— WORK INSTRUCTIONS —
In your copy, repeat the records exactly and leave out the pictures.

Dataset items
/---
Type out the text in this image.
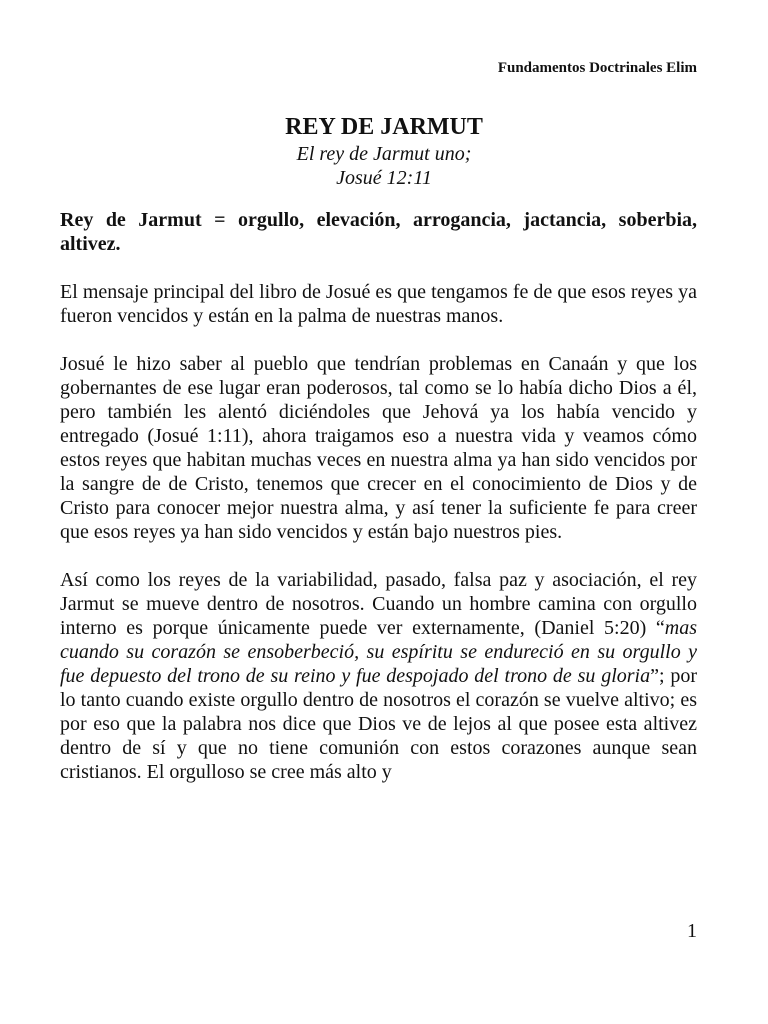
Fundamentos Doctrinales Elim
REY DE JARMUT
El rey de Jarmut uno;
Josué 12:11

Rey de Jarmut = orgullo, elevación, arrogancia, jactancia, soberbia, altivez.

El mensaje principal del libro de Josué es que tengamos fe de que esos reyes ya fueron vencidos y están en la palma de nuestras manos.

Josué le hizo saber al pueblo que tendrían problemas en Canaán y que los gobernantes de ese lugar eran poderosos, tal como se lo había dicho Dios a él, pero también les alentó diciéndoles que Jehová ya los había vencido y entregado (Josué 1:11), ahora traigamos eso a nuestra vida y veamos cómo estos reyes que habitan muchas veces en nuestra alma ya han sido vencidos por la sangre de de Cristo, tenemos que crecer en el conocimiento de Dios y de Cristo para conocer mejor nuestra alma, y así tener la suficiente fe para creer que esos reyes ya han sido vencidos y están bajo nuestros pies.

Así como los reyes de la variabilidad, pasado, falsa paz y asociación, el rey Jarmut se mueve dentro de nosotros. Cuando un hombre camina con orgullo interno es porque únicamente puede ver externamente, (Daniel 5:20) “mas cuando su corazón se ensoberbeció, su espíritu se endureció en su orgullo y fue depuesto del trono de su reino y fue despojado del trono de su gloria”; por lo tanto cuando existe orgullo dentro de nosotros el corazón se vuelve altivo; es por eso que la palabra nos dice que Dios ve de lejos al que posee esta altivez dentro de sí y que no tiene comunión con estos corazones aunque sean cristianos. El orgulloso se cree más alto y

1
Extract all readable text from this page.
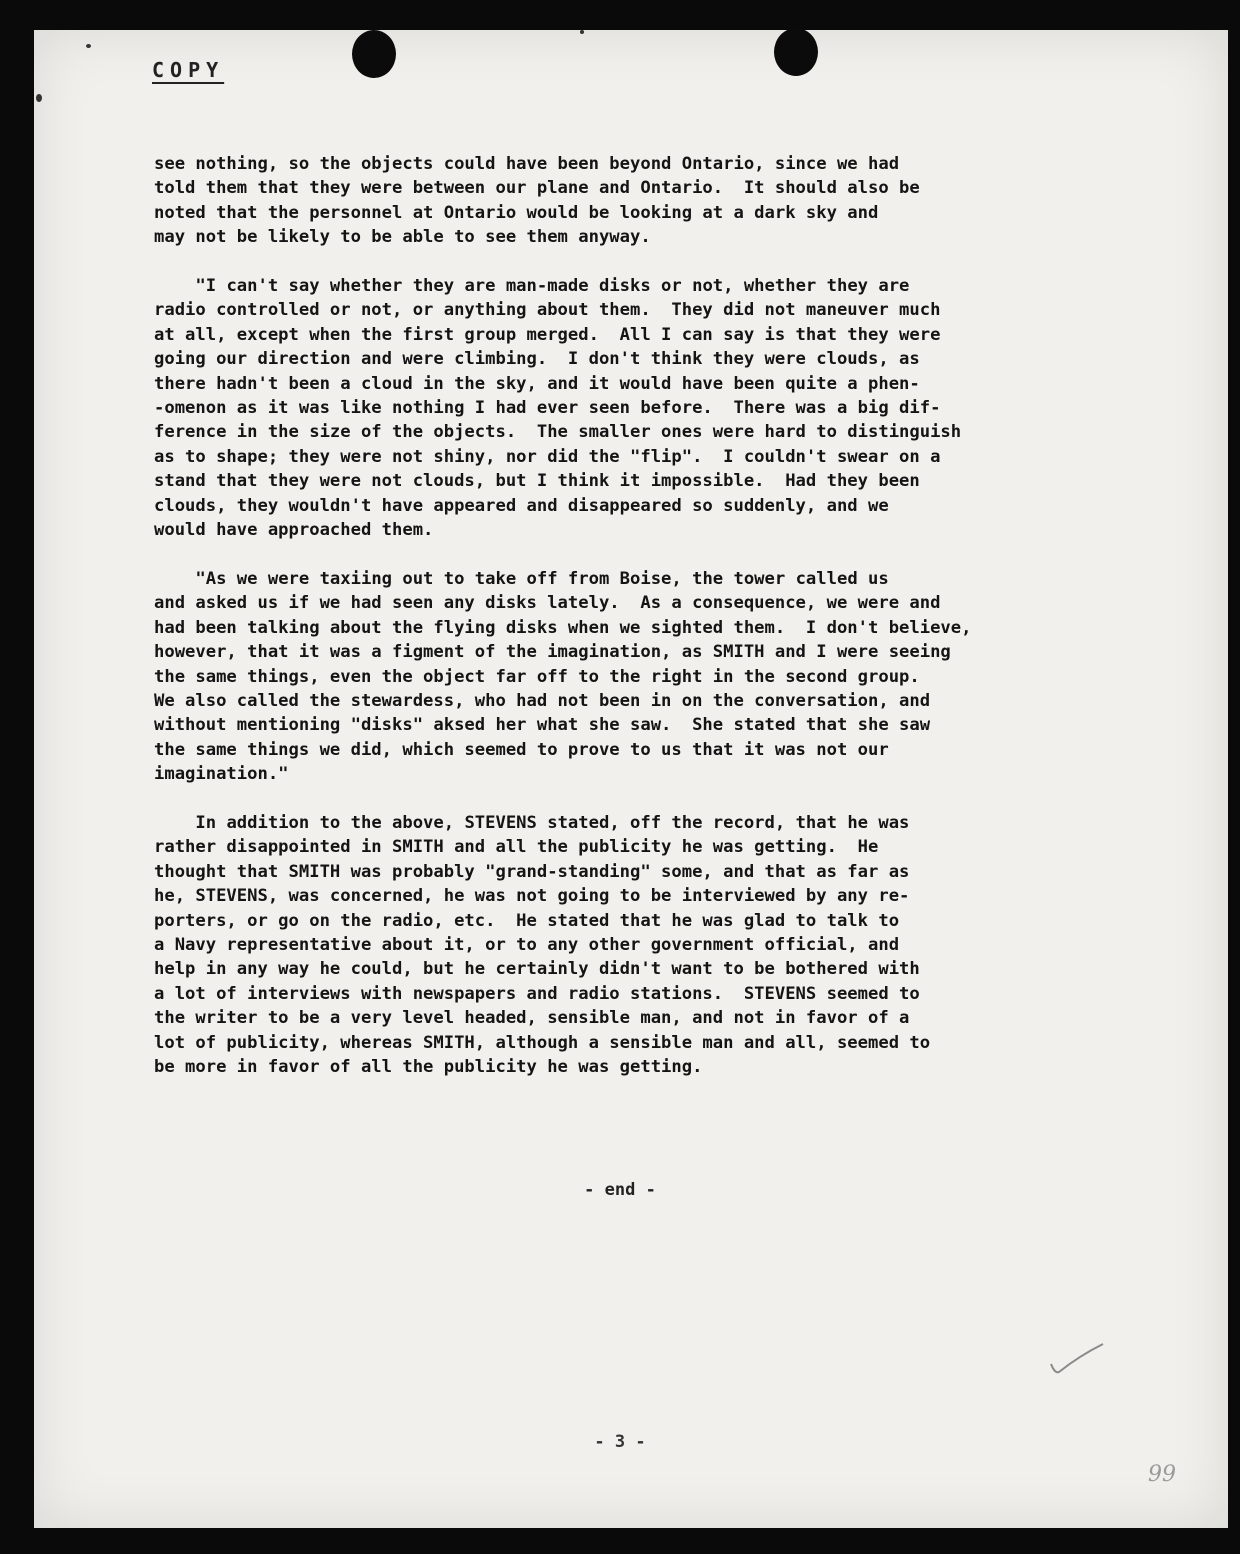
COPY

see nothing, so the objects could have been beyond Ontario, since we had
told them that they were between our plane and Ontario.  It should also be
noted that the personnel at Ontario would be looking at a dark sky and
may not be likely to be able to see them anyway.

"I can't say whether they are man-made disks or not, whether they are
radio controlled or not, or anything about them.  They did not maneuver much
at all, except when the first group merged.  All I can say is that they were
going our direction and were climbing.  I don't think they were clouds, as
there hadn't been a cloud in the sky, and it would have been quite a phen-
-omenon as it was like nothing I had ever seen before.  There was a big dif-
ference in the size of the objects.  The smaller ones were hard to distinguish
as to shape; they were not shiny, nor did the "flip".  I couldn't swear on a
stand that they were not clouds, but I think it impossible.  Had they been
clouds, they wouldn't have appeared and disappeared so suddenly, and we
would have approached them.

"As we were taxiing out to take off from Boise, the tower called us
and asked us if we had seen any disks lately.  As a consequence, we were and
had been talking about the flying disks when we sighted them.  I don't believe,
however, that it was a figment of the imagination, as SMITH and I were seeing
the same things, even the object far off to the right in the second group.
We also called the stewardess, who had not been in on the conversation, and
without mentioning "disks" aksed her what she saw.  She stated that she saw
the same things we did, which seemed to prove to us that it was not our
imagination."

In addition to the above, STEVENS stated, off the record, that he was
rather disappointed in SMITH and all the publicity he was getting.  He
thought that SMITH was probably "grand-standing" some, and that as far as
he, STEVENS, was concerned, he was not going to be interviewed by any re-
porters, or go on the radio, etc.  He stated that he was glad to talk to
a Navy representative about it, or to any other government official, and
help in any way he could, but he certainly didn't want to be bothered with
a lot of interviews with newspapers and radio stations.  STEVENS seemed to
the writer to be a very level headed, sensible man, and not in favor of a
lot of publicity, whereas SMITH, although a sensible man and all, seemed to
be more in favor of all the publicity he was getting.

- end -
- 3 -
99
\---
— SOLUTION BELOW —
Type out the text in this image.
Fundamentos Doctrinales Elim
REY DE JARMUT
El rey de Jarmut uno;
Josué 12:11

Rey de Jarmut = orgullo, elevación, arrogancia, jactancia, soberbia, altivez.

El mensaje principal del libro de Josué es que tengamos fe de que esos reyes ya fueron vencidos y están en la palma de nuestras manos.

Josué le hizo saber al pueblo que tendrían problemas en Canaán y que los gobernantes de ese lugar eran poderosos, tal como se lo había dicho Dios a él, pero también les alentó diciéndoles que Jehová ya los había vencido y entregado (Josué 1:11), ahora traigamos eso a nuestra vida y veamos cómo estos reyes que habitan muchas veces en nuestra alma ya han sido vencidos por la sangre de de Cristo, tenemos que crecer en el conocimiento de Dios y de Cristo para conocer mejor nuestra alma, y así tener la suficiente fe para creer que esos reyes ya han sido vencidos y están bajo nuestros pies.

Así como los reyes de la variabilidad, pasado, falsa paz y asociación, el rey Jarmut se mueve dentro de nosotros. Cuando un hombre camina con orgullo interno es porque únicamente puede ver externamente, (Daniel 5:20) “mas cuando su corazón se ensoberbeció, su espíritu se endureció en su orgullo y fue depuesto del trono de su reino y fue despojado del trono de su gloria”; por lo tanto cuando existe orgullo dentro de nosotros el corazón se vuelve altivo; es por eso que la palabra nos dice que Dios ve de lejos al que posee esta altivez dentro de sí y que no tiene comunión con estos corazones aunque sean cristianos. El orgulloso se cree más alto y

1
Extract all readable text from this page.
COPY

see nothing, so the objects could have been beyond Ontario, since we had
told them that they were between our plane and Ontario.  It should also be
noted that the personnel at Ontario would be looking at a dark sky and
may not be likely to be able to see them anyway.

"I can't say whether they are man-made disks or not, whether they are
radio controlled or not, or anything about them.  They did not maneuver much
at all, except when the first group merged.  All I can say is that they were
going our direction and were climbing.  I don't think they were clouds, as
there hadn't been a cloud in the sky, and it would have been quite a phen-
-omenon as it was like nothing I had ever seen before.  There was a big dif-
ference in the size of the objects.  The smaller ones were hard to distinguish
as to shape; they were not shiny, nor did the "flip".  I couldn't swear on a
stand that they were not clouds, but I think it impossible.  Had they been
clouds, they wouldn't have appeared and disappeared so suddenly, and we
would have approached them.

"As we were taxiing out to take off from Boise, the tower called us
and asked us if we had seen any disks lately.  As a consequence, we were and
had been talking about the flying disks when we sighted them.  I don't believe,
however, that it was a figment of the imagination, as SMITH and I were seeing
the same things, even the object far off to the right in the second group.
We also called the stewardess, who had not been in on the conversation, and
without mentioning "disks" aksed her what she saw.  She stated that she saw
the same things we did, which seemed to prove to us that it was not our
imagination."

In addition to the above, STEVENS stated, off the record, that he was
rather disappointed in SMITH and all the publicity he was getting.  He
thought that SMITH was probably "grand-standing" some, and that as far as
he, STEVENS, was concerned, he was not going to be interviewed by any re-
porters, or go on the radio, etc.  He stated that he was glad to talk to
a Navy representative about it, or to any other government official, and
help in any way he could, but he certainly didn't want to be bothered with
a lot of interviews with newspapers and radio stations.  STEVENS seemed to
the writer to be a very level headed, sensible man, and not in favor of a
lot of publicity, whereas SMITH, although a sensible man and all, seemed to
be more in favor of all the publicity he was getting.

- end -
- 3 -
99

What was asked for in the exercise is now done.